_PROVIDED RECORDS_.
● ● ● ●
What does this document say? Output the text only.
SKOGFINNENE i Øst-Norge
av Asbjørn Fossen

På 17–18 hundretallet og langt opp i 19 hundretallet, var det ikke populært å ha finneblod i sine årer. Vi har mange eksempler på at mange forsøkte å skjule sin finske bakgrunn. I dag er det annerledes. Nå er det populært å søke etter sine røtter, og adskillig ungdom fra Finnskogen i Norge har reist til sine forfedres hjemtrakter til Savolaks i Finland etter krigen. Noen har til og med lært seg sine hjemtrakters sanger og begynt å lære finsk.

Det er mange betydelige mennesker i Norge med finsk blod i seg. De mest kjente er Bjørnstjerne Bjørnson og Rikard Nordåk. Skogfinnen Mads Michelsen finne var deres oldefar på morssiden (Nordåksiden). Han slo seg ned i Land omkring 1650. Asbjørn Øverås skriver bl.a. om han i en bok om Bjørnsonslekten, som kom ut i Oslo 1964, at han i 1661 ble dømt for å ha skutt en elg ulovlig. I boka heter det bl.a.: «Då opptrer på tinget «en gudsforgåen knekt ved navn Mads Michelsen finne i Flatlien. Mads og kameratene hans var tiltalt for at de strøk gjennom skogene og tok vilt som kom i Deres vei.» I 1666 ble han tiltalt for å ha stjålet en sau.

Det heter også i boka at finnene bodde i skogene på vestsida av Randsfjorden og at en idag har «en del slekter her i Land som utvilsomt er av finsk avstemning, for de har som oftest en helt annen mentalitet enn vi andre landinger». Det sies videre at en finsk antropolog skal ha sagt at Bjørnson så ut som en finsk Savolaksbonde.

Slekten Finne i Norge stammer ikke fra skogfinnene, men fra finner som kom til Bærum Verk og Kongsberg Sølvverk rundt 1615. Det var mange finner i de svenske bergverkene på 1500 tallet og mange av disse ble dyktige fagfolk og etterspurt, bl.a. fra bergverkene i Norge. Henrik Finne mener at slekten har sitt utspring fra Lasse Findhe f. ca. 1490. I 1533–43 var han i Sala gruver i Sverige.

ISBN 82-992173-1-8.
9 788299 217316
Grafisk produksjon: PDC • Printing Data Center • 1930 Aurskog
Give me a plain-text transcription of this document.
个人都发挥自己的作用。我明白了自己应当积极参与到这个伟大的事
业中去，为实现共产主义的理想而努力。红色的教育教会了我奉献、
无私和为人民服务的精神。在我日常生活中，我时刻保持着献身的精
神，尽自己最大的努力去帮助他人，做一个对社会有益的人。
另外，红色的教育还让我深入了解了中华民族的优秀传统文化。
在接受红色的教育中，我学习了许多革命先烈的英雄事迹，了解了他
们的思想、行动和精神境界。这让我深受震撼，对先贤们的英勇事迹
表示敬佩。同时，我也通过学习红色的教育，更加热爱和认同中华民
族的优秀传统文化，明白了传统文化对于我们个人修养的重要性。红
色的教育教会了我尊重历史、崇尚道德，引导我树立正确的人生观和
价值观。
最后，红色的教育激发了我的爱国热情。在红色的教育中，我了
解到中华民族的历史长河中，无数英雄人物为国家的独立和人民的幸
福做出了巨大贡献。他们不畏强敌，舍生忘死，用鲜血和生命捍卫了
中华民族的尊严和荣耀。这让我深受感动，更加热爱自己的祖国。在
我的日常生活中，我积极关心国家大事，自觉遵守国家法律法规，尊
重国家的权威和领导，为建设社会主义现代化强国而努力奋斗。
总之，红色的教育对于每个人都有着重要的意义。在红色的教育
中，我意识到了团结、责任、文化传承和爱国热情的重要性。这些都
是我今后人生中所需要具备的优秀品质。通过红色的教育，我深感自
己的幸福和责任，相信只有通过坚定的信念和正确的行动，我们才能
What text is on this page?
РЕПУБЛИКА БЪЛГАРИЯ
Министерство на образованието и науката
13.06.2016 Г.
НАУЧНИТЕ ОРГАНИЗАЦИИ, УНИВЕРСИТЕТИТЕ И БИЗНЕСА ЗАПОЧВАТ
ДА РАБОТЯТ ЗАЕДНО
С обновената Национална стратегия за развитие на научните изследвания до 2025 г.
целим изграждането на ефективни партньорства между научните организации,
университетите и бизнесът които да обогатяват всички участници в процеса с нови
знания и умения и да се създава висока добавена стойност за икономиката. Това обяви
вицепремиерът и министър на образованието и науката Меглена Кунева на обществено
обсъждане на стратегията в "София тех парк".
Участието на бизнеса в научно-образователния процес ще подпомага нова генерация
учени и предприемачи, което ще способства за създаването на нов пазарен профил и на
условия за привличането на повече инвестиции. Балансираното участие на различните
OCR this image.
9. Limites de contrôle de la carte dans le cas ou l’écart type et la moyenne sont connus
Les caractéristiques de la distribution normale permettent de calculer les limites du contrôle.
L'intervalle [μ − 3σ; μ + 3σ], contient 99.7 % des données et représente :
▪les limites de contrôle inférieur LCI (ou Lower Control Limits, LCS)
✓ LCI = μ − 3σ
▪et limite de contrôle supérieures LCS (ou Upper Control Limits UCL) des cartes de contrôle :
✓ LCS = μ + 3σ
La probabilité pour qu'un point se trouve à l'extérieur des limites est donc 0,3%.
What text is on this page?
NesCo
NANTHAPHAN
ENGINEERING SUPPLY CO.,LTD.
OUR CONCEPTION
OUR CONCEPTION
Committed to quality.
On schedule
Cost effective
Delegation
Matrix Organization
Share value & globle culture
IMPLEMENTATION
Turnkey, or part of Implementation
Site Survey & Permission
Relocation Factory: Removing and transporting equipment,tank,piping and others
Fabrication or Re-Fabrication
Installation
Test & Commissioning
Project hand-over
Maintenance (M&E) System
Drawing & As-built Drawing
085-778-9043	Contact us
● ● ● ●
_BRIEF_.
Each line of the listing above should be output exactly.

_ANSWER TO THIS EXERCISE_.
What does this document say? Output the text only.
SKOGFINNENE i Øst-Norge
av Asbjørn Fossen

På 17–18 hundretallet og langt opp i 19 hundretallet, var det ikke populært å ha finneblod i sine årer. Vi har mange eksempler på at mange forsøkte å skjule sin finske bakgrunn. I dag er det annerledes. Nå er det populært å søke etter sine røtter, og adskillig ungdom fra Finnskogen i Norge har reist til sine forfedres hjemtrakter til Savolaks i Finland etter krigen. Noen har til og med lært seg sine hjemtrakters sanger og begynt å lære finsk.

Det er mange betydelige mennesker i Norge med finsk blod i seg. De mest kjente er Bjørnstjerne Bjørnson og Rikard Nordåk. Skogfinnen Mads Michelsen finne var deres oldefar på morssiden (Nordåksiden). Han slo seg ned i Land omkring 1650. Asbjørn Øverås skriver bl.a. om han i en bok om Bjørnsonslekten, som kom ut i Oslo 1964, at han i 1661 ble dømt for å ha skutt en elg ulovlig. I boka heter det bl.a.: «Då opptrer på tinget «en gudsforgåen knekt ved navn Mads Michelsen finne i Flatlien. Mads og kameratene hans var tiltalt for at de strøk gjennom skogene og tok vilt som kom i Deres vei.» I 1666 ble han tiltalt for å ha stjålet en sau.

Det heter også i boka at finnene bodde i skogene på vestsida av Randsfjorden og at en idag har «en del slekter her i Land som utvilsomt er av finsk avstemning, for de har som oftest en helt annen mentalitet enn vi andre landinger». Det sies videre at en finsk antropolog skal ha sagt at Bjørnson så ut som en finsk Savolaksbonde.

Slekten Finne i Norge stammer ikke fra skogfinnene, men fra finner som kom til Bærum Verk og Kongsberg Sølvverk rundt 1615. Det var mange finner i de svenske bergverkene på 1500 tallet og mange av disse ble dyktige fagfolk og etterspurt, bl.a. fra bergverkene i Norge. Henrik Finne mener at slekten har sitt utspring fra Lasse Findhe f. ca. 1490. I 1533–43 var han i Sala gruver i Sverige.

ISBN 82-992173-1-8.
9 788299 217316
Grafisk produksjon: PDC • Printing Data Center • 1930 Aurskog
Give me a plain-text transcription of this document.
个人都发挥自己的作用。我明白了自己应当积极参与到这个伟大的事
业中去，为实现共产主义的理想而努力。红色的教育教会了我奉献、
无私和为人民服务的精神。在我日常生活中，我时刻保持着献身的精
神，尽自己最大的努力去帮助他人，做一个对社会有益的人。
另外，红色的教育还让我深入了解了中华民族的优秀传统文化。
在接受红色的教育中，我学习了许多革命先烈的英雄事迹，了解了他
们的思想、行动和精神境界。这让我深受震撼，对先贤们的英勇事迹
表示敬佩。同时，我也通过学习红色的教育，更加热爱和认同中华民
族的优秀传统文化，明白了传统文化对于我们个人修养的重要性。红
色的教育教会了我尊重历史、崇尚道德，引导我树立正确的人生观和
价值观。
最后，红色的教育激发了我的爱国热情。在红色的教育中，我了
解到中华民族的历史长河中，无数英雄人物为国家的独立和人民的幸
福做出了巨大贡献。他们不畏强敌，舍生忘死，用鲜血和生命捍卫了
中华民族的尊严和荣耀。这让我深受感动，更加热爱自己的祖国。在
我的日常生活中，我积极关心国家大事，自觉遵守国家法律法规，尊
重国家的权威和领导，为建设社会主义现代化强国而努力奋斗。
总之，红色的教育对于每个人都有着重要的意义。在红色的教育
中，我意识到了团结、责任、文化传承和爱国热情的重要性。这些都
是我今后人生中所需要具备的优秀品质。通过红色的教育，我深感自
己的幸福和责任，相信只有通过坚定的信念和正确的行动，我们才能
What text is on this page?
РЕПУБЛИКА БЪЛГАРИЯ
Министерство на образованието и науката
13.06.2016 Г.
НАУЧНИТЕ ОРГАНИЗАЦИИ, УНИВЕРСИТЕТИТЕ И БИЗНЕСА ЗАПОЧВАТ
ДА РАБОТЯТ ЗАЕДНО
С обновената Национална стратегия за развитие на научните изследвания до 2025 г.
целим изграждането на ефективни партньорства между научните организации,
университетите и бизнесът които да обогатяват всички участници в процеса с нови
знания и умения и да се създава висока добавена стойност за икономиката. Това обяви
вицепремиерът и министър на образованието и науката Меглена Кунева на обществено
обсъждане на стратегията в "София тех парк".
Участието на бизнеса в научно-образователния процес ще подпомага нова генерация
учени и предприемачи, което ще способства за създаването на нов пазарен профил и на
условия за привличането на повече инвестиции. Балансираното участие на различните
OCR this image.
9. Limites de contrôle de la carte dans le cas ou l’écart type et la moyenne sont connus
Les caractéristiques de la distribution normale permettent de calculer les limites du contrôle.
L'intervalle [μ − 3σ; μ + 3σ], contient 99.7 % des données et représente :
▪les limites de contrôle inférieur LCI (ou Lower Control Limits, LCS)
✓ LCI = μ − 3σ
▪et limite de contrôle supérieures LCS (ou Upper Control Limits UCL) des cartes de contrôle :
✓ LCS = μ + 3σ
La probabilité pour qu'un point se trouve à l'extérieur des limites est donc 0,3%.
What text is on this page?
NesCo
NANTHAPHAN
ENGINEERING SUPPLY CO.,LTD.
OUR CONCEPTION
OUR CONCEPTION
Committed to quality.
On schedule
Cost effective
Delegation
Matrix Organization
Share value & globle culture
IMPLEMENTATION
Turnkey, or part of Implementation
Site Survey & Permission
Relocation Factory: Removing and transporting equipment,tank,piping and others
Fabrication or Re-Fabrication
Installation
Test & Commissioning
Project hand-over
Maintenance (M&E) System
Drawing & As-built Drawing
085-778-9043	Contact us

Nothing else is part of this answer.